• **Task objective**: Reproduce the listing below exactly. Pictures do not belong in the copy.

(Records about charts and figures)
+---+
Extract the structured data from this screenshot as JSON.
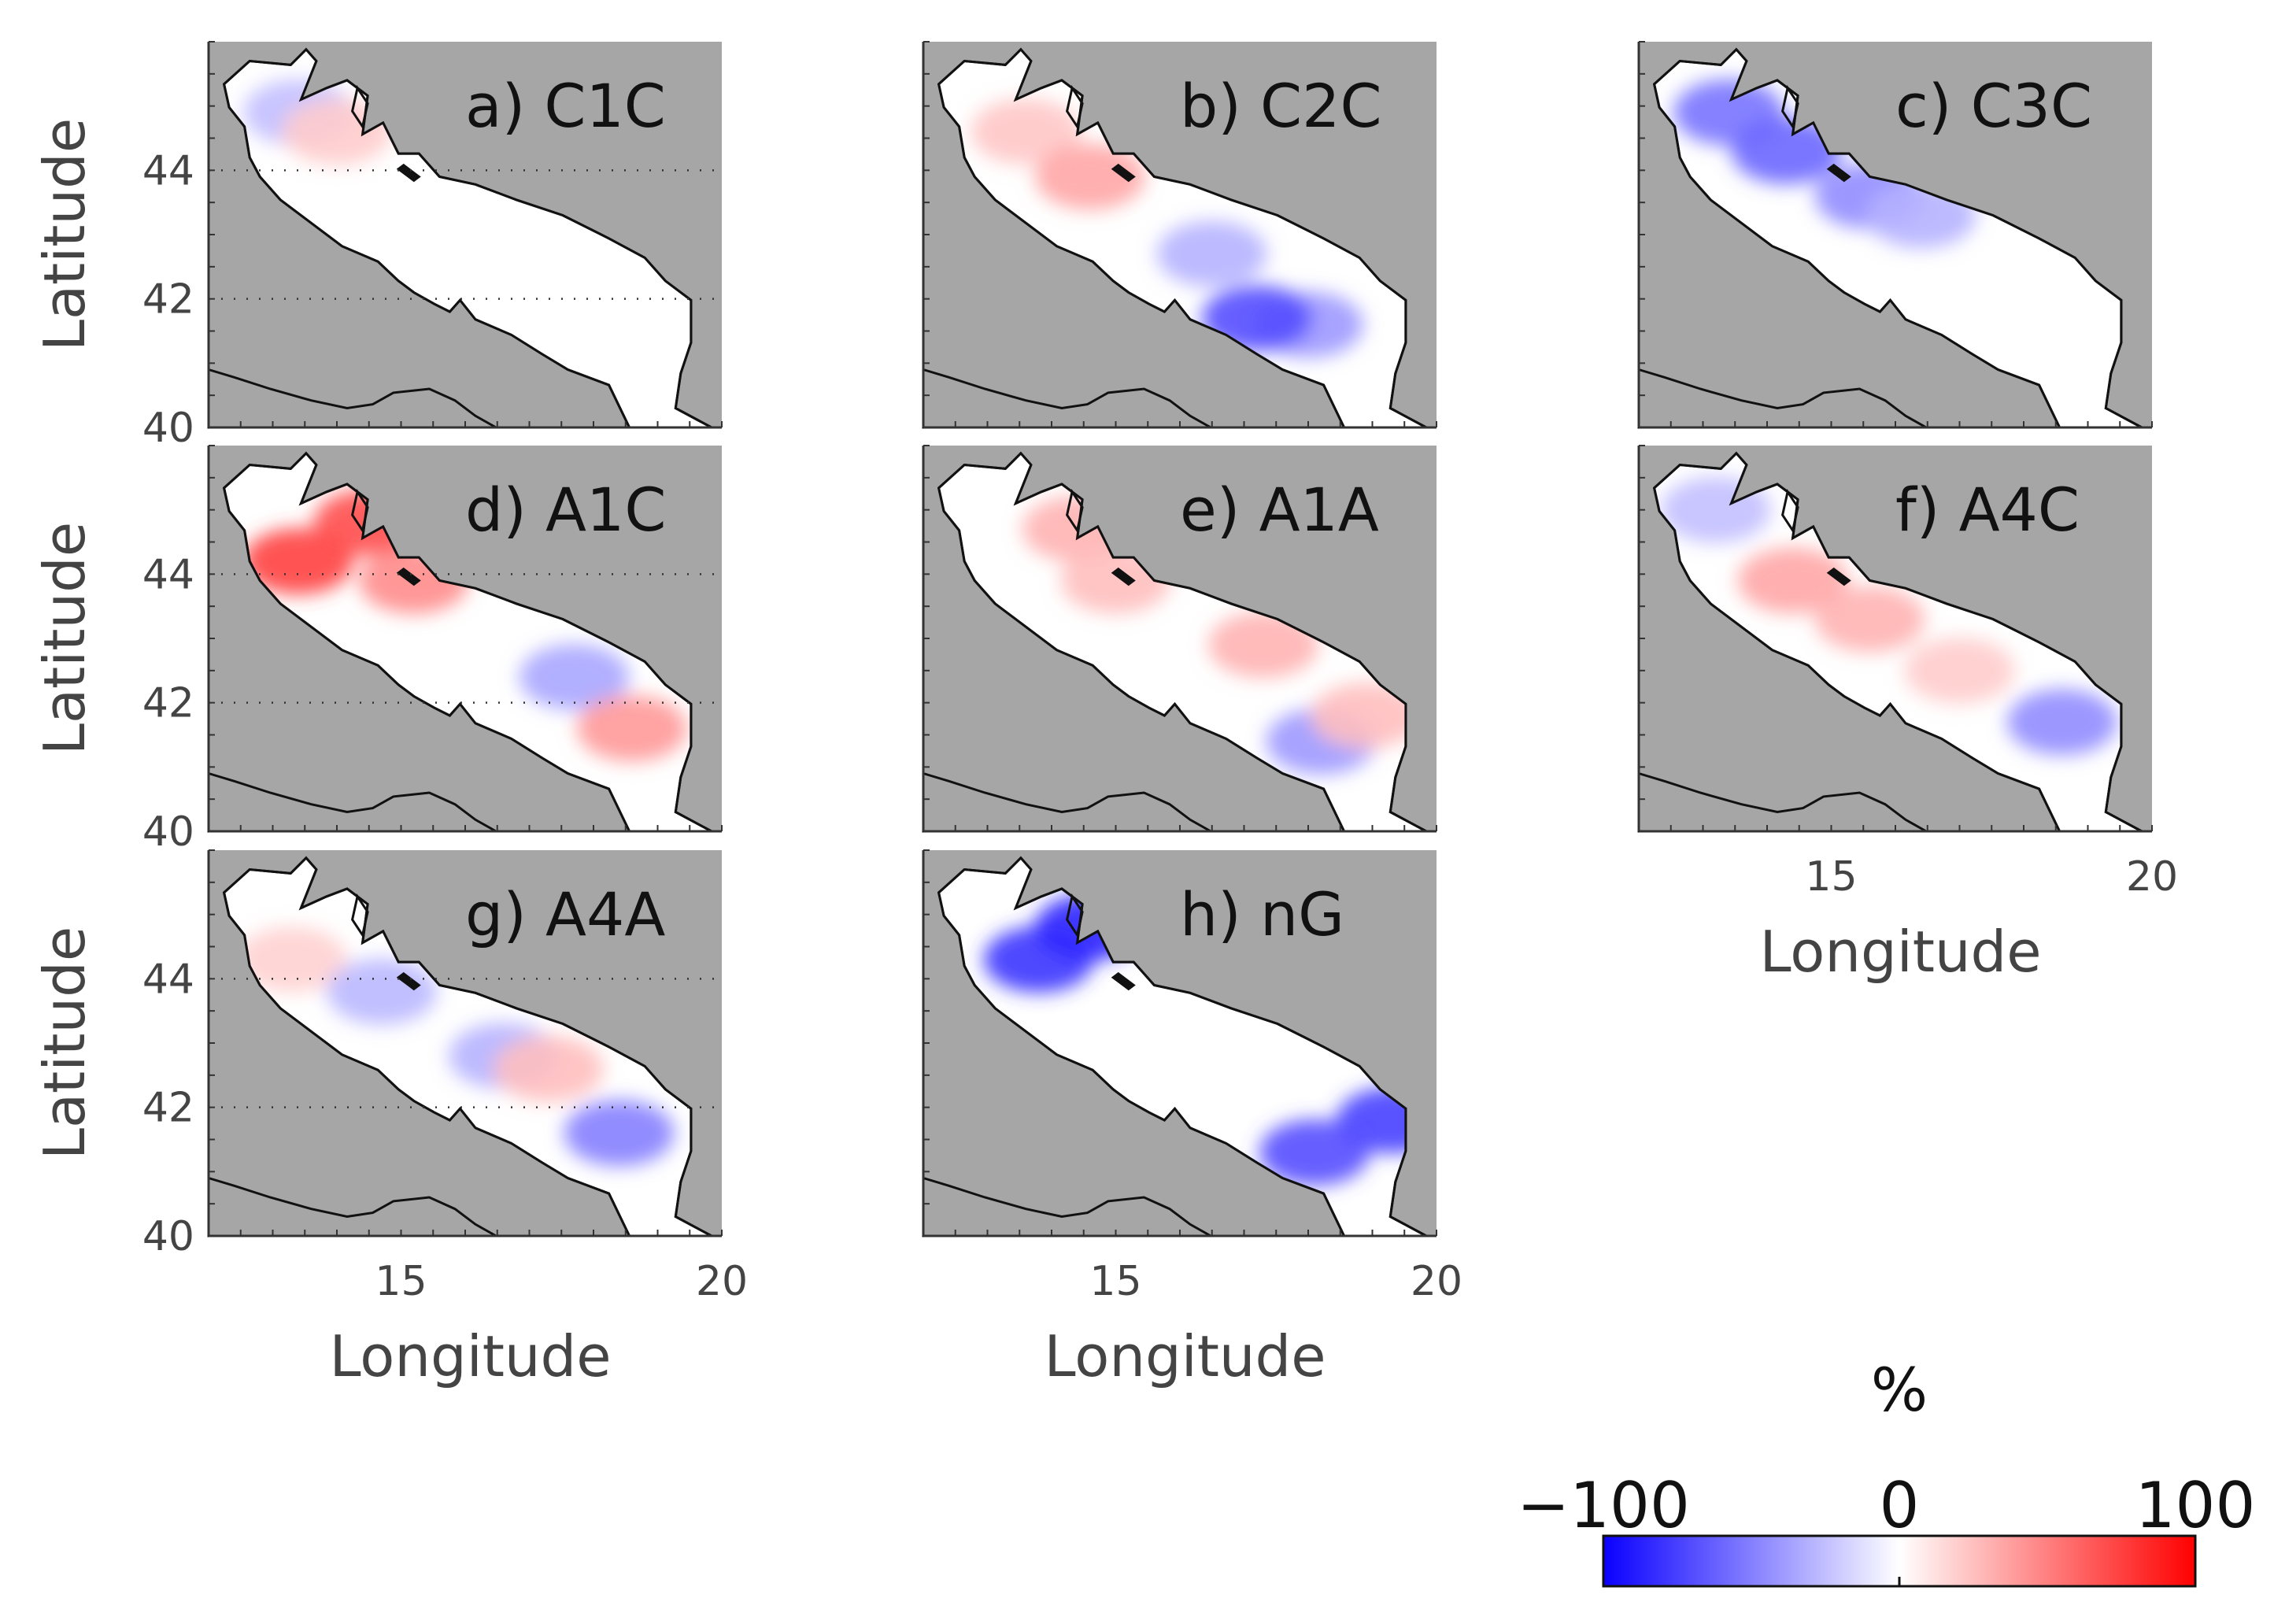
{
  "chart_data": {
    "type": "heatmap",
    "layout": "3-column grid of map panels",
    "x_axis": {
      "label": "Longitude",
      "lim": [
        12,
        20
      ],
      "ticks": [
        15,
        20
      ]
    },
    "y_axis": {
      "label": "Latitude",
      "lim": [
        40,
        46
      ],
      "ticks": [
        40,
        42,
        44
      ]
    },
    "gridlines": "dotted at latitude 42 and 44",
    "land_color": "#a6a6a6",
    "sea_color": "#ffffff",
    "coast_color": "#111111",
    "colorbar": {
      "title": "%",
      "min": -100,
      "max": 100,
      "tick_labels": [
        "−100",
        "0",
        "100"
      ],
      "colors": [
        "#0a00ff",
        "#ffffff",
        "#ff0000"
      ],
      "placement": "bottom-right"
    },
    "panels": [
      {
        "id": "a",
        "title": "a) C1C",
        "anomalies": [
          {
            "lon": 13.4,
            "lat": 44.9,
            "value": -25
          },
          {
            "lon": 14.0,
            "lat": 44.6,
            "value": 20
          }
        ]
      },
      {
        "id": "b",
        "title": "b) C2C",
        "anomalies": [
          {
            "lon": 13.6,
            "lat": 44.6,
            "value": 22
          },
          {
            "lon": 14.6,
            "lat": 43.9,
            "value": 35
          },
          {
            "lon": 16.5,
            "lat": 42.7,
            "value": -30
          },
          {
            "lon": 18.0,
            "lat": 41.6,
            "value": -40
          },
          {
            "lon": 17.2,
            "lat": 41.7,
            "value": -70
          }
        ]
      },
      {
        "id": "c",
        "title": "c) C3C",
        "anomalies": [
          {
            "lon": 13.4,
            "lat": 44.9,
            "value": -55
          },
          {
            "lon": 14.3,
            "lat": 44.3,
            "value": -60
          },
          {
            "lon": 15.6,
            "lat": 43.6,
            "value": -45
          },
          {
            "lon": 16.4,
            "lat": 43.3,
            "value": -30
          }
        ]
      },
      {
        "id": "d",
        "title": "d) A1C",
        "anomalies": [
          {
            "lon": 13.4,
            "lat": 44.2,
            "value": 75
          },
          {
            "lon": 14.5,
            "lat": 44.8,
            "value": 70
          },
          {
            "lon": 15.2,
            "lat": 43.9,
            "value": 45
          },
          {
            "lon": 17.7,
            "lat": 42.4,
            "value": -35
          },
          {
            "lon": 18.6,
            "lat": 41.6,
            "value": 40
          }
        ]
      },
      {
        "id": "e",
        "title": "e) A1A",
        "anomalies": [
          {
            "lon": 14.4,
            "lat": 44.7,
            "value": 30
          },
          {
            "lon": 15.0,
            "lat": 43.9,
            "value": 25
          },
          {
            "lon": 17.3,
            "lat": 42.9,
            "value": 30
          },
          {
            "lon": 18.2,
            "lat": 41.4,
            "value": -40
          },
          {
            "lon": 18.9,
            "lat": 41.8,
            "value": 25
          }
        ]
      },
      {
        "id": "f",
        "title": "f) A4C",
        "anomalies": [
          {
            "lon": 13.2,
            "lat": 45.0,
            "value": -25
          },
          {
            "lon": 14.4,
            "lat": 43.9,
            "value": 35
          },
          {
            "lon": 15.6,
            "lat": 43.3,
            "value": 30
          },
          {
            "lon": 17.0,
            "lat": 42.5,
            "value": 20
          },
          {
            "lon": 18.6,
            "lat": 41.7,
            "value": -45
          }
        ]
      },
      {
        "id": "g",
        "title": "g) A4A",
        "anomalies": [
          {
            "lon": 13.3,
            "lat": 44.3,
            "value": 18
          },
          {
            "lon": 14.7,
            "lat": 43.8,
            "value": -28
          },
          {
            "lon": 16.6,
            "lat": 42.8,
            "value": -30
          },
          {
            "lon": 17.3,
            "lat": 42.6,
            "value": 25
          },
          {
            "lon": 18.4,
            "lat": 41.6,
            "value": -50
          }
        ]
      },
      {
        "id": "h",
        "title": "h) nG",
        "anomalies": [
          {
            "lon": 13.8,
            "lat": 44.3,
            "value": -80
          },
          {
            "lon": 14.6,
            "lat": 44.8,
            "value": -85
          },
          {
            "lon": 19.3,
            "lat": 41.8,
            "value": -75
          },
          {
            "lon": 18.1,
            "lat": 41.3,
            "value": -70
          }
        ]
      }
    ]
  }
}
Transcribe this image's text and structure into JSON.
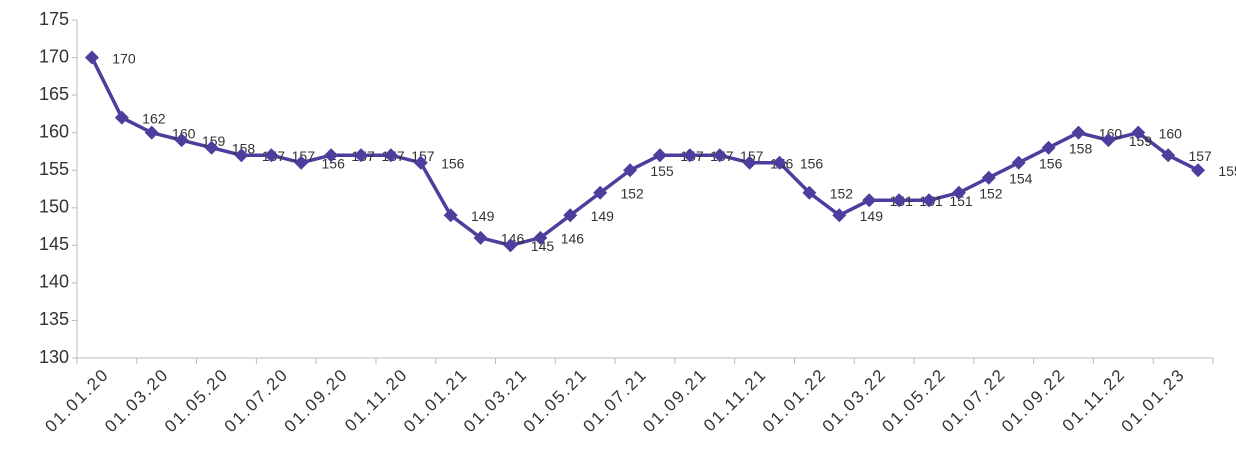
{
  "chart_data": {
    "type": "line",
    "categories": [
      "01.01.20",
      null,
      "01.03.20",
      null,
      "01.05.20",
      null,
      "01.07.20",
      null,
      "01.09.20",
      null,
      "01.11.20",
      null,
      "01.01.21",
      null,
      "01.03.21",
      null,
      "01.05.21",
      null,
      "01.07.21",
      null,
      "01.09.21",
      null,
      "01.11.21",
      null,
      "01.01.22",
      null,
      "01.03.22",
      null,
      "01.05.22",
      null,
      "01.07.22",
      null,
      "01.09.22",
      null,
      "01.11.22",
      null,
      "01.01.23",
      null
    ],
    "series": [
      {
        "name": null,
        "color": "#4f3d9e",
        "values": [
          170,
          162,
          160,
          159,
          158,
          157,
          157,
          156,
          157,
          157,
          157,
          156,
          149,
          146,
          145,
          146,
          149,
          152,
          155,
          157,
          157,
          157,
          156,
          156,
          152,
          149,
          151,
          151,
          151,
          152,
          154,
          156,
          158,
          160,
          159,
          160,
          157,
          155
        ]
      }
    ],
    "ylim": [
      130,
      175
    ],
    "yticks": [
      130,
      135,
      140,
      145,
      150,
      155,
      160,
      165,
      170,
      175
    ],
    "grid": false
  }
}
+---+
• **Reply**:
Extract the structured data from this screenshot as JSON.
{
  "chart_data": {
    "type": "heatmap",
    "layout": "3-column grid of map panels",
    "x_axis": {
      "label": "Longitude",
      "lim": [
        12,
        20
      ],
      "ticks": [
        15,
        20
      ]
    },
    "y_axis": {
      "label": "Latitude",
      "lim": [
        40,
        46
      ],
      "ticks": [
        40,
        42,
        44
      ]
    },
    "gridlines": "dotted at latitude 42 and 44",
    "land_color": "#a6a6a6",
    "sea_color": "#ffffff",
    "coast_color": "#111111",
    "colorbar": {
      "title": "%",
      "min": -100,
      "max": 100,
      "tick_labels": [
        "−100",
        "0",
        "100"
      ],
      "colors": [
        "#0a00ff",
        "#ffffff",
        "#ff0000"
      ],
      "placement": "bottom-right"
    },
    "panels": [
      {
        "id": "a",
        "title": "a) C1C",
        "anomalies": [
          {
            "lon": 13.4,
            "lat": 44.9,
            "value": -25
          },
          {
            "lon": 14.0,
            "lat": 44.6,
            "value": 20
          }
        ]
      },
      {
        "id": "b",
        "title": "b) C2C",
        "anomalies": [
          {
            "lon": 13.6,
            "lat": 44.6,
            "value": 22
          },
          {
            "lon": 14.6,
            "lat": 43.9,
            "value": 35
          },
          {
            "lon": 16.5,
            "lat": 42.7,
            "value": -30
          },
          {
            "lon": 18.0,
            "lat": 41.6,
            "value": -40
          },
          {
            "lon": 17.2,
            "lat": 41.7,
            "value": -70
          }
        ]
      },
      {
        "id": "c",
        "title": "c) C3C",
        "anomalies": [
          {
            "lon": 13.4,
            "lat": 44.9,
            "value": -55
          },
          {
            "lon": 14.3,
            "lat": 44.3,
            "value": -60
          },
          {
            "lon": 15.6,
            "lat": 43.6,
            "value": -45
          },
          {
            "lon": 16.4,
            "lat": 43.3,
            "value": -30
          }
        ]
      },
      {
        "id": "d",
        "title": "d) A1C",
        "anomalies": [
          {
            "lon": 13.4,
            "lat": 44.2,
            "value": 75
          },
          {
            "lon": 14.5,
            "lat": 44.8,
            "value": 70
          },
          {
            "lon": 15.2,
            "lat": 43.9,
            "value": 45
          },
          {
            "lon": 17.7,
            "lat": 42.4,
            "value": -35
          },
          {
            "lon": 18.6,
            "lat": 41.6,
            "value": 40
          }
        ]
      },
      {
        "id": "e",
        "title": "e) A1A",
        "anomalies": [
          {
            "lon": 14.4,
            "lat": 44.7,
            "value": 30
          },
          {
            "lon": 15.0,
            "lat": 43.9,
            "value": 25
          },
          {
            "lon": 17.3,
            "lat": 42.9,
            "value": 30
          },
          {
            "lon": 18.2,
            "lat": 41.4,
            "value": -40
          },
          {
            "lon": 18.9,
            "lat": 41.8,
            "value": 25
          }
        ]
      },
      {
        "id": "f",
        "title": "f) A4C",
        "anomalies": [
          {
            "lon": 13.2,
            "lat": 45.0,
            "value": -25
          },
          {
            "lon": 14.4,
            "lat": 43.9,
            "value": 35
          },
          {
            "lon": 15.6,
            "lat": 43.3,
            "value": 30
          },
          {
            "lon": 17.0,
            "lat": 42.5,
            "value": 20
          },
          {
            "lon": 18.6,
            "lat": 41.7,
            "value": -45
          }
        ]
      },
      {
        "id": "g",
        "title": "g) A4A",
        "anomalies": [
          {
            "lon": 13.3,
            "lat": 44.3,
            "value": 18
          },
          {
            "lon": 14.7,
            "lat": 43.8,
            "value": -28
          },
          {
            "lon": 16.6,
            "lat": 42.8,
            "value": -30
          },
          {
            "lon": 17.3,
            "lat": 42.6,
            "value": 25
          },
          {
            "lon": 18.4,
            "lat": 41.6,
            "value": -50
          }
        ]
      },
      {
        "id": "h",
        "title": "h) nG",
        "anomalies": [
          {
            "lon": 13.8,
            "lat": 44.3,
            "value": -80
          },
          {
            "lon": 14.6,
            "lat": 44.8,
            "value": -85
          },
          {
            "lon": 19.3,
            "lat": 41.8,
            "value": -75
          },
          {
            "lon": 18.1,
            "lat": 41.3,
            "value": -70
          }
        ]
      }
    ]
  }
}
Transcribe this image's text and structure into JSON.
{
  "chart_data": {
    "type": "line",
    "categories": [
      "01.01.20",
      null,
      "01.03.20",
      null,
      "01.05.20",
      null,
      "01.07.20",
      null,
      "01.09.20",
      null,
      "01.11.20",
      null,
      "01.01.21",
      null,
      "01.03.21",
      null,
      "01.05.21",
      null,
      "01.07.21",
      null,
      "01.09.21",
      null,
      "01.11.21",
      null,
      "01.01.22",
      null,
      "01.03.22",
      null,
      "01.05.22",
      null,
      "01.07.22",
      null,
      "01.09.22",
      null,
      "01.11.22",
      null,
      "01.01.23",
      null
    ],
    "series": [
      {
        "name": null,
        "color": "#4f3d9e",
        "values": [
          170,
          162,
          160,
          159,
          158,
          157,
          157,
          156,
          157,
          157,
          157,
          156,
          149,
          146,
          145,
          146,
          149,
          152,
          155,
          157,
          157,
          157,
          156,
          156,
          152,
          149,
          151,
          151,
          151,
          152,
          154,
          156,
          158,
          160,
          159,
          160,
          157,
          155
        ]
      }
    ],
    "ylim": [
      130,
      175
    ],
    "yticks": [
      130,
      135,
      140,
      145,
      150,
      155,
      160,
      165,
      170,
      175
    ],
    "grid": false
  }
}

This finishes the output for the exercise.